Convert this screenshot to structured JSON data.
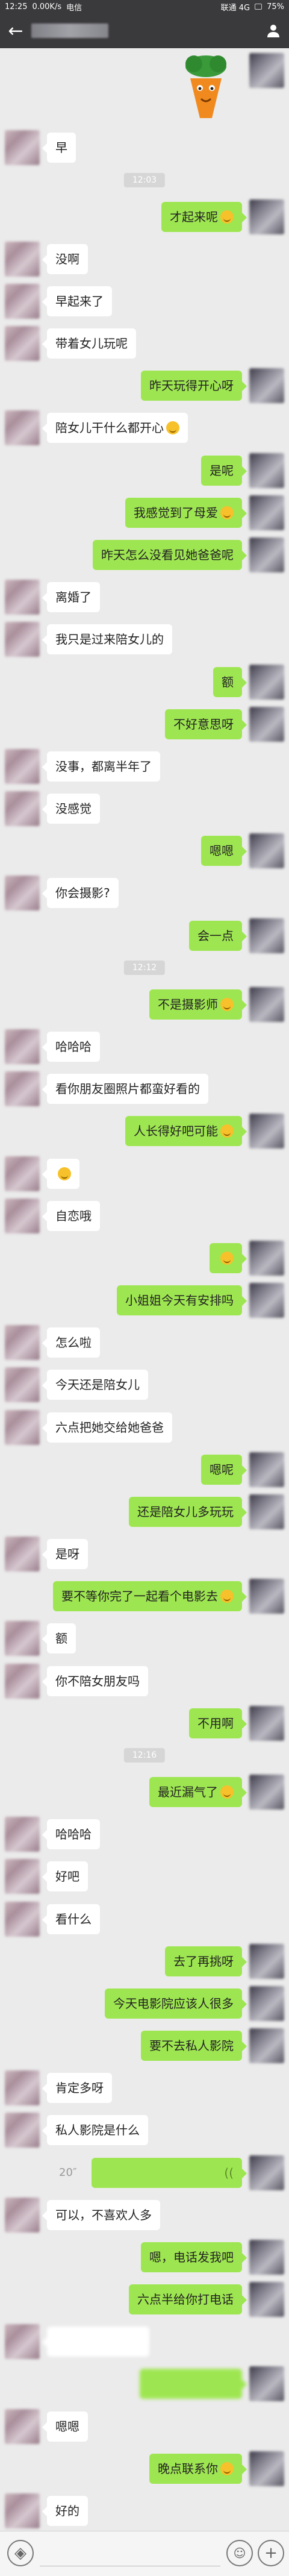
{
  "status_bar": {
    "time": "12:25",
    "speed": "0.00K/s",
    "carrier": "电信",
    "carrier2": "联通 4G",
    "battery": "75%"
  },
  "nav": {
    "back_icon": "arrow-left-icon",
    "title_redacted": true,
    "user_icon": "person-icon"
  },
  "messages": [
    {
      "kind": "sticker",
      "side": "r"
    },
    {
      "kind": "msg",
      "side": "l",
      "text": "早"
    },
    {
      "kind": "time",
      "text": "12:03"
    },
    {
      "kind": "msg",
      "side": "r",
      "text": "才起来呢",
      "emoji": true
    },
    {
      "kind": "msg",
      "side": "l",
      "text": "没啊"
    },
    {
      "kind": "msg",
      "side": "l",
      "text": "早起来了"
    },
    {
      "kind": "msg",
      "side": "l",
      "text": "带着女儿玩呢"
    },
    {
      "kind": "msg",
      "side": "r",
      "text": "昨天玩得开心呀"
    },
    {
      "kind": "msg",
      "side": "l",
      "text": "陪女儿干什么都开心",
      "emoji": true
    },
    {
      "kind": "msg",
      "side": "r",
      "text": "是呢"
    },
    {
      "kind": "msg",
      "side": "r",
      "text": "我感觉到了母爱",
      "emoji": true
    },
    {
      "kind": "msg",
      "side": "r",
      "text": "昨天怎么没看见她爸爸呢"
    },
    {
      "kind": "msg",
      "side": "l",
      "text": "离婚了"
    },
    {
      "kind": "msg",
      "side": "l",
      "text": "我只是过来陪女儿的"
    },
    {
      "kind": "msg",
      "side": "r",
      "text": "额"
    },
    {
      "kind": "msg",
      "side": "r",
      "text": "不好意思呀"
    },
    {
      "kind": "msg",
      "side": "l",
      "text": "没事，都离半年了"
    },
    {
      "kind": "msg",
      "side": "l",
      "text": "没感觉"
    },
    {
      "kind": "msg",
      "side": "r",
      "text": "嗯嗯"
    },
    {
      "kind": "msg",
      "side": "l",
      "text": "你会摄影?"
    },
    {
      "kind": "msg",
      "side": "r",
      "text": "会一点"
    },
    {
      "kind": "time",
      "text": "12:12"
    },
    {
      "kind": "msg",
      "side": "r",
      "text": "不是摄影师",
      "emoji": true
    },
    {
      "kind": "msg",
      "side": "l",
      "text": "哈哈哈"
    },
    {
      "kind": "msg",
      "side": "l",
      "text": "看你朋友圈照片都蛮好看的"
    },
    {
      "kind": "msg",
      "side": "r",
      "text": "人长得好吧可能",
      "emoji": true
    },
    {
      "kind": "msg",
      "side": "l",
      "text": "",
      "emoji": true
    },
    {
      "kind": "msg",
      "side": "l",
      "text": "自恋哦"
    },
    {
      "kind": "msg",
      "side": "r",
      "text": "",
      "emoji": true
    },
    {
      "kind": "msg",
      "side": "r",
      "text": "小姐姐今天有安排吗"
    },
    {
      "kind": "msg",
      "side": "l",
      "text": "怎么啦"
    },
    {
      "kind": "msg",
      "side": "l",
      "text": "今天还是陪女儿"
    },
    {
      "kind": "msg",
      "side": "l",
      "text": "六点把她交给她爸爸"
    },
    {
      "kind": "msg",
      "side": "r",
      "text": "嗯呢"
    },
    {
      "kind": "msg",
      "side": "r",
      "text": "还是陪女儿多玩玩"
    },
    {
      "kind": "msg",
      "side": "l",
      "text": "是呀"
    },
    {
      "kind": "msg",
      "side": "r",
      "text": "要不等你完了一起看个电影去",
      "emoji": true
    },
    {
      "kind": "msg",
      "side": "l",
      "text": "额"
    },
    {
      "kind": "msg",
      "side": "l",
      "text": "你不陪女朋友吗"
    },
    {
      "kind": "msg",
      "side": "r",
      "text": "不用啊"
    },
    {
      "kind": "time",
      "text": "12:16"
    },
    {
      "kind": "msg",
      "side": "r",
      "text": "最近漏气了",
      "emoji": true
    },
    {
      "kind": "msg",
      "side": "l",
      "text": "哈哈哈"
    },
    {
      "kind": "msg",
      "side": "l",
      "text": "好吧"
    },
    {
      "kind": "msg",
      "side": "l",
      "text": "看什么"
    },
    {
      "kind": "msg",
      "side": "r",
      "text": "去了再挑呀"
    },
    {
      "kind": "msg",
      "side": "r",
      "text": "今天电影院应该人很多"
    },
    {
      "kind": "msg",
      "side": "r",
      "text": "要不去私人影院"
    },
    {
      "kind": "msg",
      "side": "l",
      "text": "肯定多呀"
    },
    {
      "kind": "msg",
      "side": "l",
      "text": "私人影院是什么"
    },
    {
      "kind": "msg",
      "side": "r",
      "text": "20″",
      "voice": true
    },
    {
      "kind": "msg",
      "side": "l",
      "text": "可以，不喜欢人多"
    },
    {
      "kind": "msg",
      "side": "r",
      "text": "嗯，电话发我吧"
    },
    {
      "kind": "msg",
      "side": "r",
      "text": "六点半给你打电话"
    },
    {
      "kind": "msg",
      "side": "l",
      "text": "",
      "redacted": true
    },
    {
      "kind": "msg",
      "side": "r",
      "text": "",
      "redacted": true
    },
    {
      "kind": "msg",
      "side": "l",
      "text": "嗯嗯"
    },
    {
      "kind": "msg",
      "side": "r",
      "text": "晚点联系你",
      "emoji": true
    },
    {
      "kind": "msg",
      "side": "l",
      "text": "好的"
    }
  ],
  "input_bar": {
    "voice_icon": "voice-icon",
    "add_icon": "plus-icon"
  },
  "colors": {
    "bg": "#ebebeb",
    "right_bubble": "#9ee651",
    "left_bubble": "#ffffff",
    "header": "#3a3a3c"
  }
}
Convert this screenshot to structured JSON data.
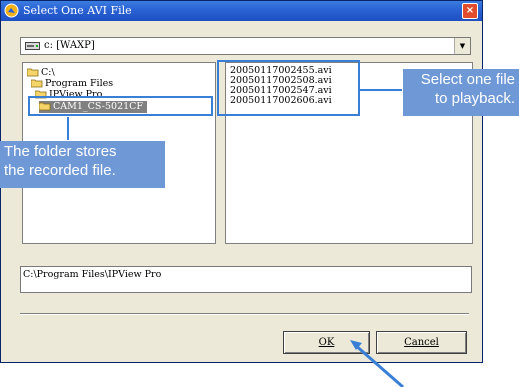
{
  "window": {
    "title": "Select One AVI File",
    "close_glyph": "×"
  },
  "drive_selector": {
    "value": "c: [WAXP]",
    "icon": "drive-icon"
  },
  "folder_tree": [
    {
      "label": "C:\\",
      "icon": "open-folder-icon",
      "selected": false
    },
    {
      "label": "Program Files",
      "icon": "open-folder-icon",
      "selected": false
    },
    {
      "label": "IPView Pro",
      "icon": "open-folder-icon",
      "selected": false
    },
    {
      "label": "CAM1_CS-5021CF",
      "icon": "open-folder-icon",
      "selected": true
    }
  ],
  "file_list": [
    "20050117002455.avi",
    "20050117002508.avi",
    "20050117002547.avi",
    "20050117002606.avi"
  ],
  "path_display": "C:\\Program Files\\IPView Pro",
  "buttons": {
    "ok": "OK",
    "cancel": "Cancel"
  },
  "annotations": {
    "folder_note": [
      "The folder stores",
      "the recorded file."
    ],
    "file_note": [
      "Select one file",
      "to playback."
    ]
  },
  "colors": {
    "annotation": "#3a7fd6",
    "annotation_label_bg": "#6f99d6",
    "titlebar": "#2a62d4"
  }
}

********

**Request**
Print the complete listing exactly as it stands, without its pictures.

**Full response**
Convert this screenshot to structured JSON data.
{
  "status_bar": {
    "time": "12:25",
    "speed": "0.00K/s",
    "carrier": "电信",
    "carrier2": "联通 4G",
    "battery": "75%"
  },
  "nav": {
    "back_icon": "arrow-left-icon",
    "title_redacted": true,
    "user_icon": "person-icon"
  },
  "messages": [
    {
      "kind": "sticker",
      "side": "r"
    },
    {
      "kind": "msg",
      "side": "l",
      "text": "早"
    },
    {
      "kind": "time",
      "text": "12:03"
    },
    {
      "kind": "msg",
      "side": "r",
      "text": "才起来呢",
      "emoji": true
    },
    {
      "kind": "msg",
      "side": "l",
      "text": "没啊"
    },
    {
      "kind": "msg",
      "side": "l",
      "text": "早起来了"
    },
    {
      "kind": "msg",
      "side": "l",
      "text": "带着女儿玩呢"
    },
    {
      "kind": "msg",
      "side": "r",
      "text": "昨天玩得开心呀"
    },
    {
      "kind": "msg",
      "side": "l",
      "text": "陪女儿干什么都开心",
      "emoji": true
    },
    {
      "kind": "msg",
      "side": "r",
      "text": "是呢"
    },
    {
      "kind": "msg",
      "side": "r",
      "text": "我感觉到了母爱",
      "emoji": true
    },
    {
      "kind": "msg",
      "side": "r",
      "text": "昨天怎么没看见她爸爸呢"
    },
    {
      "kind": "msg",
      "side": "l",
      "text": "离婚了"
    },
    {
      "kind": "msg",
      "side": "l",
      "text": "我只是过来陪女儿的"
    },
    {
      "kind": "msg",
      "side": "r",
      "text": "额"
    },
    {
      "kind": "msg",
      "side": "r",
      "text": "不好意思呀"
    },
    {
      "kind": "msg",
      "side": "l",
      "text": "没事，都离半年了"
    },
    {
      "kind": "msg",
      "side": "l",
      "text": "没感觉"
    },
    {
      "kind": "msg",
      "side": "r",
      "text": "嗯嗯"
    },
    {
      "kind": "msg",
      "side": "l",
      "text": "你会摄影?"
    },
    {
      "kind": "msg",
      "side": "r",
      "text": "会一点"
    },
    {
      "kind": "time",
      "text": "12:12"
    },
    {
      "kind": "msg",
      "side": "r",
      "text": "不是摄影师",
      "emoji": true
    },
    {
      "kind": "msg",
      "side": "l",
      "text": "哈哈哈"
    },
    {
      "kind": "msg",
      "side": "l",
      "text": "看你朋友圈照片都蛮好看的"
    },
    {
      "kind": "msg",
      "side": "r",
      "text": "人长得好吧可能",
      "emoji": true
    },
    {
      "kind": "msg",
      "side": "l",
      "text": "",
      "emoji": true
    },
    {
      "kind": "msg",
      "side": "l",
      "text": "自恋哦"
    },
    {
      "kind": "msg",
      "side": "r",
      "text": "",
      "emoji": true
    },
    {
      "kind": "msg",
      "side": "r",
      "text": "小姐姐今天有安排吗"
    },
    {
      "kind": "msg",
      "side": "l",
      "text": "怎么啦"
    },
    {
      "kind": "msg",
      "side": "l",
      "text": "今天还是陪女儿"
    },
    {
      "kind": "msg",
      "side": "l",
      "text": "六点把她交给她爸爸"
    },
    {
      "kind": "msg",
      "side": "r",
      "text": "嗯呢"
    },
    {
      "kind": "msg",
      "side": "r",
      "text": "还是陪女儿多玩玩"
    },
    {
      "kind": "msg",
      "side": "l",
      "text": "是呀"
    },
    {
      "kind": "msg",
      "side": "r",
      "text": "要不等你完了一起看个电影去",
      "emoji": true
    },
    {
      "kind": "msg",
      "side": "l",
      "text": "额"
    },
    {
      "kind": "msg",
      "side": "l",
      "text": "你不陪女朋友吗"
    },
    {
      "kind": "msg",
      "side": "r",
      "text": "不用啊"
    },
    {
      "kind": "time",
      "text": "12:16"
    },
    {
      "kind": "msg",
      "side": "r",
      "text": "最近漏气了",
      "emoji": true
    },
    {
      "kind": "msg",
      "side": "l",
      "text": "哈哈哈"
    },
    {
      "kind": "msg",
      "side": "l",
      "text": "好吧"
    },
    {
      "kind": "msg",
      "side": "l",
      "text": "看什么"
    },
    {
      "kind": "msg",
      "side": "r",
      "text": "去了再挑呀"
    },
    {
      "kind": "msg",
      "side": "r",
      "text": "今天电影院应该人很多"
    },
    {
      "kind": "msg",
      "side": "r",
      "text": "要不去私人影院"
    },
    {
      "kind": "msg",
      "side": "l",
      "text": "肯定多呀"
    },
    {
      "kind": "msg",
      "side": "l",
      "text": "私人影院是什么"
    },
    {
      "kind": "msg",
      "side": "r",
      "text": "20″",
      "voice": true
    },
    {
      "kind": "msg",
      "side": "l",
      "text": "可以，不喜欢人多"
    },
    {
      "kind": "msg",
      "side": "r",
      "text": "嗯，电话发我吧"
    },
    {
      "kind": "msg",
      "side": "r",
      "text": "六点半给你打电话"
    },
    {
      "kind": "msg",
      "side": "l",
      "text": "",
      "redacted": true
    },
    {
      "kind": "msg",
      "side": "r",
      "text": "",
      "redacted": true
    },
    {
      "kind": "msg",
      "side": "l",
      "text": "嗯嗯"
    },
    {
      "kind": "msg",
      "side": "r",
      "text": "晚点联系你",
      "emoji": true
    },
    {
      "kind": "msg",
      "side": "l",
      "text": "好的"
    }
  ],
  "input_bar": {
    "voice_icon": "voice-icon",
    "add_icon": "plus-icon"
  },
  "colors": {
    "bg": "#ebebeb",
    "right_bubble": "#9ee651",
    "left_bubble": "#ffffff",
    "header": "#3a3a3c"
  }
}
Convert this screenshot to structured JSON data.
{
  "window": {
    "title": "Select One AVI File",
    "close_glyph": "×"
  },
  "drive_selector": {
    "value": "c: [WAXP]",
    "icon": "drive-icon"
  },
  "folder_tree": [
    {
      "label": "C:\\",
      "icon": "open-folder-icon",
      "selected": false
    },
    {
      "label": "Program Files",
      "icon": "open-folder-icon",
      "selected": false
    },
    {
      "label": "IPView Pro",
      "icon": "open-folder-icon",
      "selected": false
    },
    {
      "label": "CAM1_CS-5021CF",
      "icon": "open-folder-icon",
      "selected": true
    }
  ],
  "file_list": [
    "20050117002455.avi",
    "20050117002508.avi",
    "20050117002547.avi",
    "20050117002606.avi"
  ],
  "path_display": "C:\\Program Files\\IPView Pro",
  "buttons": {
    "ok": "OK",
    "cancel": "Cancel"
  },
  "annotations": {
    "folder_note": [
      "The folder stores",
      "the recorded file."
    ],
    "file_note": [
      "Select one file",
      "to playback."
    ]
  },
  "colors": {
    "annotation": "#3a7fd6",
    "annotation_label_bg": "#6f99d6",
    "titlebar": "#2a62d4"
  }
}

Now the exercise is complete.